What to do>
A – In the passage on decay to the plateau and redundancy, what exponent governs the decay to the plateau for the pure, homogeneous c-maybe model?
B – Continue the passage on decay to the plateau and redundancy from the point where it stops.

Reading passage>
This allows $\delta$ to be a factor reflecting distinguishability of conditional states and allows for non-asymptotic computations to proceed for the redundancy (it removes the transcendental form of the equations). I will not use this in what follows.

The approach to the plateau and the redundancy (to within $\delta$) have simple asymptotic results regardless of quantity used to compute them. The decay exponent to the plateau, $\xi$, of some information theoretic quantity $\mathcal{X}\left(\mathcal{F}\right)$, such as Equations (19) and (20), or Equation (16), is

$$\xi =-\underset{{}^{♯}\mathcal{F}\to \infty }{lim}\frac{1}{{}^{♯}\mathcal{F}}ln\left[H_{\mathcal{S}}-\mathcal{X}\left(\mathcal{F}\right)\right].$$

(24)

For the pure, homogeneous c-maybe model, all three decay to the plateau with exponent

$$\xi =-ln{\left|\gamma \right|}^2.$$

(25)

That is universality in a nutshell. Moreover, the exponent is the leading order of the redundancy,

$$R_{\delta }\simeq {}^{♯}\mathcal{E}\frac{\xi }{ln1/\delta }={}^{♯}\mathcal{E}\frac{ln{\left|\gamma \right|}^2}{ln\delta }.$$

(26)

Record list>

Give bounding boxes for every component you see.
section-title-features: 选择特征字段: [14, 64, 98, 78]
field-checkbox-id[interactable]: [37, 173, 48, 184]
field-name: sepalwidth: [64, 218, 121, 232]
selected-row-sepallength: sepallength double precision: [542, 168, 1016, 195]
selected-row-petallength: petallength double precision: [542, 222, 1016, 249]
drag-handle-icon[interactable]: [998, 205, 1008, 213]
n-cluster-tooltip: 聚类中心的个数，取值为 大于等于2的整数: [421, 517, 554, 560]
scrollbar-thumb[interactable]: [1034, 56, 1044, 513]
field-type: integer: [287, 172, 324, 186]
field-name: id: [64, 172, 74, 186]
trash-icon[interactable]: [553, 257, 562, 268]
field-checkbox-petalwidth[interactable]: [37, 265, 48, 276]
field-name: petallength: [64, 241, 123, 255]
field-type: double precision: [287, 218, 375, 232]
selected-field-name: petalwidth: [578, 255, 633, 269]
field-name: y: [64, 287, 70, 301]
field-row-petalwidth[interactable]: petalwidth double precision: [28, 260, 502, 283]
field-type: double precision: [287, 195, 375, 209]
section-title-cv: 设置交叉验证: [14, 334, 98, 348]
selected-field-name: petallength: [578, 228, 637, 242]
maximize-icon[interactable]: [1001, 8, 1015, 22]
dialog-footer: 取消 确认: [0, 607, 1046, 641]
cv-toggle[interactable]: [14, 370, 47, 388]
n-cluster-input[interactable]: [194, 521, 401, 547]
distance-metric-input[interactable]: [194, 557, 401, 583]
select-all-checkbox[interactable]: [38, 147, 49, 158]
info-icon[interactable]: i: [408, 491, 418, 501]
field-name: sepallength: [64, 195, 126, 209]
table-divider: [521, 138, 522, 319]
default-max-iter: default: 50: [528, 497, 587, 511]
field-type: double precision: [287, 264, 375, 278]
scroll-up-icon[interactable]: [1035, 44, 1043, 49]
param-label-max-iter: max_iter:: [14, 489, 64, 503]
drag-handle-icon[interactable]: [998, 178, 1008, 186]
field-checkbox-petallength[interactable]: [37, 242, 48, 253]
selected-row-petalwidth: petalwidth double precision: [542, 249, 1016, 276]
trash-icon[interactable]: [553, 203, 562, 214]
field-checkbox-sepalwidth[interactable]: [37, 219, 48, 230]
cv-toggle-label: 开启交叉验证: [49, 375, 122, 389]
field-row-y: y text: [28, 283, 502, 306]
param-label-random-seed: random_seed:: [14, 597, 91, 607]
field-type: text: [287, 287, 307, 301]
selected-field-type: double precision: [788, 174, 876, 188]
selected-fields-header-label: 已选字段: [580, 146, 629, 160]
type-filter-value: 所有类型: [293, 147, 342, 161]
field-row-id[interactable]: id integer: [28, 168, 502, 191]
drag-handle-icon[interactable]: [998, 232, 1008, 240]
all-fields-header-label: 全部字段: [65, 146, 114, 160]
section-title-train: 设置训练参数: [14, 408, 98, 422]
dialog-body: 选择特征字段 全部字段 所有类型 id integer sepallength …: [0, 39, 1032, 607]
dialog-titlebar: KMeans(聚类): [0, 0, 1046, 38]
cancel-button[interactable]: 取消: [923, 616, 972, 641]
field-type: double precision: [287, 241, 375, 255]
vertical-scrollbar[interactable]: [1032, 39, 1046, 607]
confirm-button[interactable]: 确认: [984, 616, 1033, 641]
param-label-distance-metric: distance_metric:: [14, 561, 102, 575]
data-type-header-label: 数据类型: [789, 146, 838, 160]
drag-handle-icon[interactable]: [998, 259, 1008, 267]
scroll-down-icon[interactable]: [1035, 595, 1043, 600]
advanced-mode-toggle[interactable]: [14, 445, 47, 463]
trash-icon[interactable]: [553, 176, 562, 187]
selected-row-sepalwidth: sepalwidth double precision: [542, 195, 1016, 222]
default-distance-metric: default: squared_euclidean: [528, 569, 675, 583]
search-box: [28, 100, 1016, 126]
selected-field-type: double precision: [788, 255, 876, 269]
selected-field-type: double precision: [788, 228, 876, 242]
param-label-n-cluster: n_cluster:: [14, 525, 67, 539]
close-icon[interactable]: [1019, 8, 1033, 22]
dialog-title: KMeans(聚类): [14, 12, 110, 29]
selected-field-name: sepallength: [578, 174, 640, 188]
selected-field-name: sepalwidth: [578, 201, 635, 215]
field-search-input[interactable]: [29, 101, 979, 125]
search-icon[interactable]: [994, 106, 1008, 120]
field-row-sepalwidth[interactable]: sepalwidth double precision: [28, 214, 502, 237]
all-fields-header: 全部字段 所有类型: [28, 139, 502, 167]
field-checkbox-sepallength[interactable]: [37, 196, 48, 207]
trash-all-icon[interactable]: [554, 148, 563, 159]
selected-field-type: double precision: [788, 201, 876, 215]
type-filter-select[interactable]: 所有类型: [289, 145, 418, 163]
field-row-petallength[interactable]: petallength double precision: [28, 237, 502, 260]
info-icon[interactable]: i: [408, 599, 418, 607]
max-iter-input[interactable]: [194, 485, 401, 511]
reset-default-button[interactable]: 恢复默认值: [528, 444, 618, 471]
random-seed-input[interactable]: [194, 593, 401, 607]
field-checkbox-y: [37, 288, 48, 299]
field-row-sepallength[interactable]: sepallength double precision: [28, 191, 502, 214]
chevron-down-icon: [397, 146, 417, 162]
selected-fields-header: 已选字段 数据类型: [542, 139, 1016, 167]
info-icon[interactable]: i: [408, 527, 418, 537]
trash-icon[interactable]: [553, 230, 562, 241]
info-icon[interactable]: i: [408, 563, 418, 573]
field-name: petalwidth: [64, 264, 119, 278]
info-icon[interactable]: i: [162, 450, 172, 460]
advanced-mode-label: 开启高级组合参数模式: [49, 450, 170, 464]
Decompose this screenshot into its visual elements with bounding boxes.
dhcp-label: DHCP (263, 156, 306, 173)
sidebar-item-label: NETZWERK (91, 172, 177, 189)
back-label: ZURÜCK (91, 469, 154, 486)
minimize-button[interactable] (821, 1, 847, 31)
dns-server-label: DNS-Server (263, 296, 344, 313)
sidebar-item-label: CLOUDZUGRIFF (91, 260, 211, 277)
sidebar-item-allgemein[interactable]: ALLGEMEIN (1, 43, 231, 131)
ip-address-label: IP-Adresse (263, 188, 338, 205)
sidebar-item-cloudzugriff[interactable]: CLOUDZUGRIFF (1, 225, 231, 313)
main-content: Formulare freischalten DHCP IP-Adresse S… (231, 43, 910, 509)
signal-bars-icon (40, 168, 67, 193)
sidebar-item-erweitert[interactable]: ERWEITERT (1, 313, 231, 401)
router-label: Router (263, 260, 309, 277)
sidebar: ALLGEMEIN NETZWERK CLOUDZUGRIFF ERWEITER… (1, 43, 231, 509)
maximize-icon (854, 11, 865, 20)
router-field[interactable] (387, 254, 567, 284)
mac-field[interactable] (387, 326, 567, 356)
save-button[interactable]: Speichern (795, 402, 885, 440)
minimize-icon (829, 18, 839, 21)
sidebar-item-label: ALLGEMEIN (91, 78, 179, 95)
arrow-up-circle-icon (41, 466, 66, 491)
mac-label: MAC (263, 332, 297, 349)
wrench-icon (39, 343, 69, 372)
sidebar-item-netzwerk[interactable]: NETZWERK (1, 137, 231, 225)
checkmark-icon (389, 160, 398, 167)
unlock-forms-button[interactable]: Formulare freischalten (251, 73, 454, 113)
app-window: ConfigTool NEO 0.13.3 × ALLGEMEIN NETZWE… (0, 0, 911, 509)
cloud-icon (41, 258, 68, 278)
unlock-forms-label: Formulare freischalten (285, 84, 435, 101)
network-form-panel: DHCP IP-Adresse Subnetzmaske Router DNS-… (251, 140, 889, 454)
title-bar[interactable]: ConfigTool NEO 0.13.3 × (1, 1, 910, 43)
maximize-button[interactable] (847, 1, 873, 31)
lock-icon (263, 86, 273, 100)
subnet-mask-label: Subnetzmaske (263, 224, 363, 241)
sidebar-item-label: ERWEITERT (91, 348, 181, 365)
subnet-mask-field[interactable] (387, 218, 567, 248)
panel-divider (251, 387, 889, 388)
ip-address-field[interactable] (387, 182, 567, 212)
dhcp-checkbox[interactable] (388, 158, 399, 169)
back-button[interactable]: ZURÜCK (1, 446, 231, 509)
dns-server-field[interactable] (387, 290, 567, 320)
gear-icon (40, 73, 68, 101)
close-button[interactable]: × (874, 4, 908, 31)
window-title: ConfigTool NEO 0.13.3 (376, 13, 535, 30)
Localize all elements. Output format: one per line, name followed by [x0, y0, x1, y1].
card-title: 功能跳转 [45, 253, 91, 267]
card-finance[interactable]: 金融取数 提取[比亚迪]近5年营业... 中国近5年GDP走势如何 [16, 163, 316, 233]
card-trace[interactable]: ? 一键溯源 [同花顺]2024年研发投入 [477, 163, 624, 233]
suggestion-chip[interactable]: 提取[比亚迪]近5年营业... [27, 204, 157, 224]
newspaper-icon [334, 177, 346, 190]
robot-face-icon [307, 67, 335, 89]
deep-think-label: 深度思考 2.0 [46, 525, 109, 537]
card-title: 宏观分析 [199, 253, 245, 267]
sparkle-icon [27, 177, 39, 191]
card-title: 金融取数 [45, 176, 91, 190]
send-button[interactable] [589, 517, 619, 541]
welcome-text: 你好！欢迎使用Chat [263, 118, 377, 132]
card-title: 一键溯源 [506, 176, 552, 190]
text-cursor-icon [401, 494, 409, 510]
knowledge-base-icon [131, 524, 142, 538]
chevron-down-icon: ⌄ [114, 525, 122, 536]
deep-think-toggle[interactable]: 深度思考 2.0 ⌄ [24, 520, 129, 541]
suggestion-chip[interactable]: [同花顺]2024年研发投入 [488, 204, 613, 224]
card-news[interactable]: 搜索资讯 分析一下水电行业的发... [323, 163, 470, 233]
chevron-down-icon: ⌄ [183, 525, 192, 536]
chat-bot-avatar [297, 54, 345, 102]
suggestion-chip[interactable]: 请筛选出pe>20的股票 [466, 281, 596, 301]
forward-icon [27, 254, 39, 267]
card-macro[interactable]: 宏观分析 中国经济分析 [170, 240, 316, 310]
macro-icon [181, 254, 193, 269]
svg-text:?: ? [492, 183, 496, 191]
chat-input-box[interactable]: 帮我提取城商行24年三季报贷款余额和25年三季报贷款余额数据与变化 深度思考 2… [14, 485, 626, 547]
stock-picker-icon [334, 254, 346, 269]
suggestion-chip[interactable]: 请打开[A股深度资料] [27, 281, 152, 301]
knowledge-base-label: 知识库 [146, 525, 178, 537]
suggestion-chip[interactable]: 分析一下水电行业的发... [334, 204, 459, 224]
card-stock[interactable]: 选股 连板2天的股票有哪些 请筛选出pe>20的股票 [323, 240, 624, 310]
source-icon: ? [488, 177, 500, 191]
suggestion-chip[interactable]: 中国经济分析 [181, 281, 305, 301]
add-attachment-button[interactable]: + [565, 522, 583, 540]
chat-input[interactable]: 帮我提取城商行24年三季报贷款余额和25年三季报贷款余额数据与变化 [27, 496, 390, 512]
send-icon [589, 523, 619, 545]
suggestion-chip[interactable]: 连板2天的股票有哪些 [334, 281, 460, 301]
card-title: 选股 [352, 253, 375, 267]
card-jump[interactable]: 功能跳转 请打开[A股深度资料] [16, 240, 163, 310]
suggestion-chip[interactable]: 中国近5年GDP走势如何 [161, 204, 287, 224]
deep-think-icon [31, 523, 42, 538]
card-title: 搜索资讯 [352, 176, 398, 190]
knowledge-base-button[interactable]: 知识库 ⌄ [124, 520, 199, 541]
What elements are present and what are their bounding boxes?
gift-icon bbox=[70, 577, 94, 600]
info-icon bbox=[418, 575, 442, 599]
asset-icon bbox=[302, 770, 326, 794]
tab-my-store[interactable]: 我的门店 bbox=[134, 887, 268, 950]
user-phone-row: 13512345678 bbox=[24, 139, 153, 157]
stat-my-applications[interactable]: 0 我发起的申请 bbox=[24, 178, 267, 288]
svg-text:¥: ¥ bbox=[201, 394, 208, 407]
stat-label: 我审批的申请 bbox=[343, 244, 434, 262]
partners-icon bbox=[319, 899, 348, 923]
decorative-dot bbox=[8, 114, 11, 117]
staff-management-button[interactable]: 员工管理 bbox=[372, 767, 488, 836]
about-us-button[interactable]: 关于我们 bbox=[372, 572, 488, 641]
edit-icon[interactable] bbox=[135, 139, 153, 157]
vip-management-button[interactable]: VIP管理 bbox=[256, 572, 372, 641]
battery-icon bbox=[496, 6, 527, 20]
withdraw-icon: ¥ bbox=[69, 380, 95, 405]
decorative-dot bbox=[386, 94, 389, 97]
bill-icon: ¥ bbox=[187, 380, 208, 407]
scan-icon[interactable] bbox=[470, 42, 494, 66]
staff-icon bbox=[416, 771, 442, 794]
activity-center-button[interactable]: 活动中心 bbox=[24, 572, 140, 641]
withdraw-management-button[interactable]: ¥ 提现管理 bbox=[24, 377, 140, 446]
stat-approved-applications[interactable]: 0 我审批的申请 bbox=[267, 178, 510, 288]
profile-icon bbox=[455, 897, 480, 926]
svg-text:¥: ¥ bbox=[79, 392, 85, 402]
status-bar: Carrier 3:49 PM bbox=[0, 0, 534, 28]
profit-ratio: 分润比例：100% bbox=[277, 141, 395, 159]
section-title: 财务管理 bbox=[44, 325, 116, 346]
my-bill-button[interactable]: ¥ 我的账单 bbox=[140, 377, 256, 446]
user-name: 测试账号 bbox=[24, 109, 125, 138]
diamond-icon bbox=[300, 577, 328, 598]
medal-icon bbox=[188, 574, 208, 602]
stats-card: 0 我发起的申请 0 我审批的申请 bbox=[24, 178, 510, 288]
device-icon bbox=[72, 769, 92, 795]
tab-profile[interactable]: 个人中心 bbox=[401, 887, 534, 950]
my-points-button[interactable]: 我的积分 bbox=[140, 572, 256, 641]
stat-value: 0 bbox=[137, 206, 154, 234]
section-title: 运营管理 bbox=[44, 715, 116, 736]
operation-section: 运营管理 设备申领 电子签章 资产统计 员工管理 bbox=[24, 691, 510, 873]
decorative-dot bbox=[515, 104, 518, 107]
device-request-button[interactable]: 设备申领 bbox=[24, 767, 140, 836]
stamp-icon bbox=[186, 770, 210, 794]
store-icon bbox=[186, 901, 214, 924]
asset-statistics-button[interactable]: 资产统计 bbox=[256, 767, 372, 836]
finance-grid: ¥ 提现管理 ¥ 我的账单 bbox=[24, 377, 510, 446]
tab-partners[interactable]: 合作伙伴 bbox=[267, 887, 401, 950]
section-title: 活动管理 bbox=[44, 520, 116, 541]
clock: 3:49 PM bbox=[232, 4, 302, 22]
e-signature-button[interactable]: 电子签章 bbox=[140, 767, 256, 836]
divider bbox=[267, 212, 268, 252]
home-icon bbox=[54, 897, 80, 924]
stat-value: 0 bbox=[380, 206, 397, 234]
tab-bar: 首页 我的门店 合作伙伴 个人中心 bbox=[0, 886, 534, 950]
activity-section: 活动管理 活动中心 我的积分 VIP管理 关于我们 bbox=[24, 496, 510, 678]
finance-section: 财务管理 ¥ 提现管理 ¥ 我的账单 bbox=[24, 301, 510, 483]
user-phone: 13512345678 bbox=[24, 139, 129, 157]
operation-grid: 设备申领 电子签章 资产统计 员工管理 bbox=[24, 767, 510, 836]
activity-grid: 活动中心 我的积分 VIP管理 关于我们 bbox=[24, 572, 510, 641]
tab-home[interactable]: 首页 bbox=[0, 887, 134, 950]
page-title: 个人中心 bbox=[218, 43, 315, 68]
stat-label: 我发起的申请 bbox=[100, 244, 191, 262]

The results>
A – ξ = −ln|γ|²

B –
This is the essence of the QCB: The exponent—the quantum Chernoff information, ${\xi }_{QCB}$, or its inhomogeneous counterpart, ${\overline{\xi }}_{QCB}$—controls the redundancy, see Refs. [16,19] for additional discussion and results. For the pure c-maybe model, this exponent is the same whether using Equations (19) and (20), or Equation (16). The quantum mutual information also yields the same decay and redundancy in the good decoherence limit, as it is the same as $\chi (\check{\mathcal{S}}:\mathcal{F})$ from Equation (19). In order to apply Equation (24) for the quantum mutual information, one needs ${}^{♯}\mathcal{E}\to \infty$. As already mentioned previously, though, this will entail good decoherence provided some finite interaction between $\mathcal{S}$ and $\mathcal{E}$ components has taken place. In the end, all the information theoretic quantities provide the same decay and redundancy, which the asymptotic calculation, Equation (24), makes apparent in a non-empirical manner.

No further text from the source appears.